------ Extracted text
There's your answer. Now, of course, you have different Christian traditions that disagree on this, and there are some people who might think, I mean, you're making a big deal of nothing. And I recognize that this isn't the position of everyone, but it is, it seems to me, the earliest position that Christians held. They didn't want to make images of God. In fact, oftentimes, the early Christians were accused, you know what they were accused of? They were accused of being atheists by the pagans.

Why? Because the pagans had all these images and idols that they would carry around. They're gods. They were just all over the place, and the Christians didn't have that. And so people wondered, well, where is your God? You don't have all these images and idols. You guys must be atheists. But the Christians could respond with the words of the psalmist. Our God is in the heavens.

He does whatever He pleases. And so the danger for all of us is creating God in our own image. That's the problem of idolatry, and that's what we have to be careful with.

And so even in this Christmas season, let's focus on the proclamation of the true gospel and the message of the incarnation as it's revealed in Holy Scripture. Katie, thank you for that question. How about reindeer on your lawn? Is that okay? Yeah, I think that that's all right, Bill.

I'd actually love to hear. Do you guys do a lot of decorations at your place? Like, do you decorate the outside?

We do. My wife is one of those just supreme decorators, man. Our house looks like that vacation movie. I mean, it's pretty amazing.

Whoville or something like that, right? Well, that's awesome. We didn't decorate the outside this year, but our inside is pretty Christmas cozy. It's nice. And we got the tree and all that stuff and the lights and whatnot, and so glad to hear it.

Yeah, but this is a question that we do get, especially around this time of the year. By the way, one of the questions we often get here at Core Christianity is, how can I be sure I'm part of a biblical church, and what are the core doctrines of the Christian faith that my church should be following? And to answer those questions more in depth, we actually have a brand new Bible study on those topics. Yeah, so the study is on the Nicene Creed, we believe it's called, and the team put this together. It's a wonderful resource, something that will help you dig into the core doctrines of the Christian faith as they've been confessed by believers, by Christians of various traditions for the last 2,000 years, really. And again, this isn't just about church tradition, this is about the teaching of scripture.

What does the Bible have to say? What are the core fundamental doctrines of the Christian faith? And so I hope that you get a hold of this resource. It's a 10-lesson resource.

You can do it in 10 weeks on your own or with some friends from church. Let me just go through some of the chapters. What is the rule of faith? Thinking about the rule of faith being what should shape and guide the core beliefs that we have.

Is the Bible enough? Who is God? Who is Jesus?
------------
Task 1:
Answer these questions using the transcript:
(a) What did the pagans accuse the early Christians of being?
(b) What is the new Bible study about?
(c) How many lessons does the study have?
Task 2:
Rewrite the part of the transcript between "Yeah, but this" and "teaching of scripture.", inclusive, replacing "Bible study" with "Bible course".
------ Provided records
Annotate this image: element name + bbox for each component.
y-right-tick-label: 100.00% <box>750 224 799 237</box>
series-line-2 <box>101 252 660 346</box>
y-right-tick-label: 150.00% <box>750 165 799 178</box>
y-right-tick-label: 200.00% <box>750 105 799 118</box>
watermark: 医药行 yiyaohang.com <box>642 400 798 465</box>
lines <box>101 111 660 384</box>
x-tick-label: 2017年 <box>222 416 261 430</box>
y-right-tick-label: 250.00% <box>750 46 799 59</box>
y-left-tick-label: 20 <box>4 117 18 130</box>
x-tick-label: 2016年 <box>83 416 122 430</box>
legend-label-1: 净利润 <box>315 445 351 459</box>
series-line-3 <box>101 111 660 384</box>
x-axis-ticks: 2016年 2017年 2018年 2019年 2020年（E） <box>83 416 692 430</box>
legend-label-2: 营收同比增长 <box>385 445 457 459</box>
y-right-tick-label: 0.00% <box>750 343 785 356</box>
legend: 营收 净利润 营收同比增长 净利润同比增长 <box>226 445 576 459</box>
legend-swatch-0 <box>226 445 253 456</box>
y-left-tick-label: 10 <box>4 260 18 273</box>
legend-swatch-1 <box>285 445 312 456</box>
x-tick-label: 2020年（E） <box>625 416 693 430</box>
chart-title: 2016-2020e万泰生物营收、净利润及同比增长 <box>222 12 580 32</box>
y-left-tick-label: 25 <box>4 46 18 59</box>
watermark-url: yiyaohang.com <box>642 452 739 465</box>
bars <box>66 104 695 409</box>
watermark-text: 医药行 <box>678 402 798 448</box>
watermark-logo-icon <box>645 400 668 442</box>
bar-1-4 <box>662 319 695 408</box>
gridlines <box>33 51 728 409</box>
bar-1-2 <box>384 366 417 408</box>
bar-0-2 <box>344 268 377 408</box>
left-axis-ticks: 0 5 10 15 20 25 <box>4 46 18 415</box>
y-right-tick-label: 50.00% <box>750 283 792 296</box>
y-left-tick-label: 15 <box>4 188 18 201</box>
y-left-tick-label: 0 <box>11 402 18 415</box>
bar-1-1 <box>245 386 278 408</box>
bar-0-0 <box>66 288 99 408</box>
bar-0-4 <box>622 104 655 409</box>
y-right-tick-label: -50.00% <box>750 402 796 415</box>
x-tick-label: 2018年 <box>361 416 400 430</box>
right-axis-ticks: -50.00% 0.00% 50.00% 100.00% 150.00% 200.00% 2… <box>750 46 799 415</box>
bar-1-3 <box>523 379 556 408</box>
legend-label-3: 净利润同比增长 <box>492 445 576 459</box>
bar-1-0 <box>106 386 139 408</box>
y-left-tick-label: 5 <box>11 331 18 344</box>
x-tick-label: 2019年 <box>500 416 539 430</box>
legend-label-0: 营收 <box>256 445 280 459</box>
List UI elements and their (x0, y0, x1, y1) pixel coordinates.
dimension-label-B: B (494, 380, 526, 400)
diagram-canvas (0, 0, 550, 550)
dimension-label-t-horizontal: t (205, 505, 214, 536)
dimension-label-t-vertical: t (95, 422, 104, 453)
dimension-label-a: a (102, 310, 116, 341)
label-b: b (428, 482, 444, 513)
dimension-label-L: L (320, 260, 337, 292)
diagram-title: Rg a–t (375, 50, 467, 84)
------------
Finished answer 1:
(a) Atheists
(b) The Nicene Creed
(c) 10

Finished answer 2:
Yeah, but this is a question that we do get, especially around this time of the year. By the way, one of the questions we often get here at Core Christianity is, how can I be sure I'm part of a biblical church, and what are the core doctrines of the Christian faith that my church should be following? And to answer those questions more in depth, we actually have a brand new Bible course on those topics. Yeah, so the study is on the Nicene Creed, we believe it's called, and the team put this together. It's a wonderful resource, something that will help you dig into the core doctrines of the Christian faith as they've been confessed by believers, by Christians of various traditions for the last 2,000 years, really. And again, this isn't just about church tradition, this is about the teaching of scripture.